→ Directive
Your answer should be a single number: the count of lines containing "Clujului".

→ Data shown

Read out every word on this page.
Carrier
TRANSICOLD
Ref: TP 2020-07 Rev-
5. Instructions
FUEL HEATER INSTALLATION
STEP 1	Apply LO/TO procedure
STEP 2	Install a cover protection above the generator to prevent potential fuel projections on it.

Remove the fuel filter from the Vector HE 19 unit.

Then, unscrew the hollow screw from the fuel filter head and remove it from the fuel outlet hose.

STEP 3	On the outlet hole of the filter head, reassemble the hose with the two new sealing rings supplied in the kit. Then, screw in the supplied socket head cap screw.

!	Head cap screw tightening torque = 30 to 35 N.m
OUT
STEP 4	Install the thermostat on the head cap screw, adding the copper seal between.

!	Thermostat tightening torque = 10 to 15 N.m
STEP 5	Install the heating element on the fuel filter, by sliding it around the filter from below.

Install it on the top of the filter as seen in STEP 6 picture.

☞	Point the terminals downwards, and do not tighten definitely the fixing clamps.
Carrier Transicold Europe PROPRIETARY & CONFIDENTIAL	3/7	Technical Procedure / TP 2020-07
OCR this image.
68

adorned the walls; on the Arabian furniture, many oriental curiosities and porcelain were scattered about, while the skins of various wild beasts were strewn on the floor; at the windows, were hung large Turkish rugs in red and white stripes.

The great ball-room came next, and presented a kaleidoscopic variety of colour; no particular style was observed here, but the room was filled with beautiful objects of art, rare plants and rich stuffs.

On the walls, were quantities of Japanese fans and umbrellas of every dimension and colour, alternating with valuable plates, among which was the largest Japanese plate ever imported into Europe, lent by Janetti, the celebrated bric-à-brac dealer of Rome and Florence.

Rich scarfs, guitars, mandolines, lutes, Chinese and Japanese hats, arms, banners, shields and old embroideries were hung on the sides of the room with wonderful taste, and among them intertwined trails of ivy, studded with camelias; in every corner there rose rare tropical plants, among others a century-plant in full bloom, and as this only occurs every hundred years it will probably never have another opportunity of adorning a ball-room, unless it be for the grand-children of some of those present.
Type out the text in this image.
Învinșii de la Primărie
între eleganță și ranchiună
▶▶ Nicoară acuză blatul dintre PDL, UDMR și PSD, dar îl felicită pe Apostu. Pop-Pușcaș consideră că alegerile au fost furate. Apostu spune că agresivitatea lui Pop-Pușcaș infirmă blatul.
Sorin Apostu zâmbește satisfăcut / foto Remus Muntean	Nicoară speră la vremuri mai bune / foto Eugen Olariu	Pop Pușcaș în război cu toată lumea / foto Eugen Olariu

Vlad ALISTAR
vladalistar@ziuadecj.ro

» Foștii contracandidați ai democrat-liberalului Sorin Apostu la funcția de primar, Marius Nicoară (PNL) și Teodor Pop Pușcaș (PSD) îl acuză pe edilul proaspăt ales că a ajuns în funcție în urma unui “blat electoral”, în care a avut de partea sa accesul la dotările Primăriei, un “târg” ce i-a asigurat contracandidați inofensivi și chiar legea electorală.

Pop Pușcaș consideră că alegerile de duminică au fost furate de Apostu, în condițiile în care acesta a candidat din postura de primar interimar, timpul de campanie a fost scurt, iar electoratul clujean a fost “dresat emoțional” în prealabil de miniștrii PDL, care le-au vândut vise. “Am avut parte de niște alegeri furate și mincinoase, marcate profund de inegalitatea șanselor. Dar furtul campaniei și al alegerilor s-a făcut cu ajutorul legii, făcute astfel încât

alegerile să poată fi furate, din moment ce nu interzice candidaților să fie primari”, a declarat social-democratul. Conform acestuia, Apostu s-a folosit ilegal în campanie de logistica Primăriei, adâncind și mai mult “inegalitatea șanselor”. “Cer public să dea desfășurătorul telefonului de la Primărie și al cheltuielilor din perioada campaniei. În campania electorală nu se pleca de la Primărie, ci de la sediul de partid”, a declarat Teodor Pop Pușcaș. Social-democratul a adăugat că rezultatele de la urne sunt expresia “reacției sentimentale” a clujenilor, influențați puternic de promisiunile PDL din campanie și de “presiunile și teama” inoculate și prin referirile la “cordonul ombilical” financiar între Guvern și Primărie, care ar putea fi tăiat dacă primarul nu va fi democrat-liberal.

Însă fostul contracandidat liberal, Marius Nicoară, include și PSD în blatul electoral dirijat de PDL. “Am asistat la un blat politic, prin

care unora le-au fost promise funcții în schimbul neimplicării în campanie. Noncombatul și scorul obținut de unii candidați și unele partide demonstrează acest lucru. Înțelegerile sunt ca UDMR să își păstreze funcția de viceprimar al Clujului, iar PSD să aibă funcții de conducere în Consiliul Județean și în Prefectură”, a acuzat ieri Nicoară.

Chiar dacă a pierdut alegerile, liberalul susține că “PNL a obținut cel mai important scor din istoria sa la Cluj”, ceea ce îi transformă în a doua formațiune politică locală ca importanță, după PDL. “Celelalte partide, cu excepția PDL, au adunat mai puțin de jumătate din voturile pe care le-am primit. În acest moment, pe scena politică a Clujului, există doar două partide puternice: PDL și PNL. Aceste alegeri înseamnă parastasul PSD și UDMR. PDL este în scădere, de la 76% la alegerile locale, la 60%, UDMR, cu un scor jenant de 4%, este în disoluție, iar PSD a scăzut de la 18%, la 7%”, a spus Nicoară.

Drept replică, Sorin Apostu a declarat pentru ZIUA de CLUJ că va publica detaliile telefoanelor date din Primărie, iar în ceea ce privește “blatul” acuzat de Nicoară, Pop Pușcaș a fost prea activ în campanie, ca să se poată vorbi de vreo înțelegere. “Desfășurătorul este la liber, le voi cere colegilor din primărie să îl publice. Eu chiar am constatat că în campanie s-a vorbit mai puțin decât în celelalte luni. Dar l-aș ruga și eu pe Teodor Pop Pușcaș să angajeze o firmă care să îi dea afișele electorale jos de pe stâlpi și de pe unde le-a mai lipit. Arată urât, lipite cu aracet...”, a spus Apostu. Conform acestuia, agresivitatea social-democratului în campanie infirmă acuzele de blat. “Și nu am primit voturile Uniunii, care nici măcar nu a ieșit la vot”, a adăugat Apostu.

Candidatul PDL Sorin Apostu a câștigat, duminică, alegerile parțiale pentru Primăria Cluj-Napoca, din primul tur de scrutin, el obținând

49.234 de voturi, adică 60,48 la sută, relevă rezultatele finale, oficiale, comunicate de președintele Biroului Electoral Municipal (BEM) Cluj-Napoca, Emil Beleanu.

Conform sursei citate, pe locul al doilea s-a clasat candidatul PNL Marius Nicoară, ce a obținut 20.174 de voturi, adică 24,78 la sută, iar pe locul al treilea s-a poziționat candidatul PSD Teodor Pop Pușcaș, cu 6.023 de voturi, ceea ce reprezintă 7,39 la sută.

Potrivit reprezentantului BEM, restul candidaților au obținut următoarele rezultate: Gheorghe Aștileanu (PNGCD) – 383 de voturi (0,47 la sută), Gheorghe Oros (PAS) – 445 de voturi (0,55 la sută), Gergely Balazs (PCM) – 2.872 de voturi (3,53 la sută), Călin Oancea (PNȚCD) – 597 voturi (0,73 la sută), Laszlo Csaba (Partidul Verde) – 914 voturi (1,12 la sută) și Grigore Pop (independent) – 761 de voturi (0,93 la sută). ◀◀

→ Answer in full
2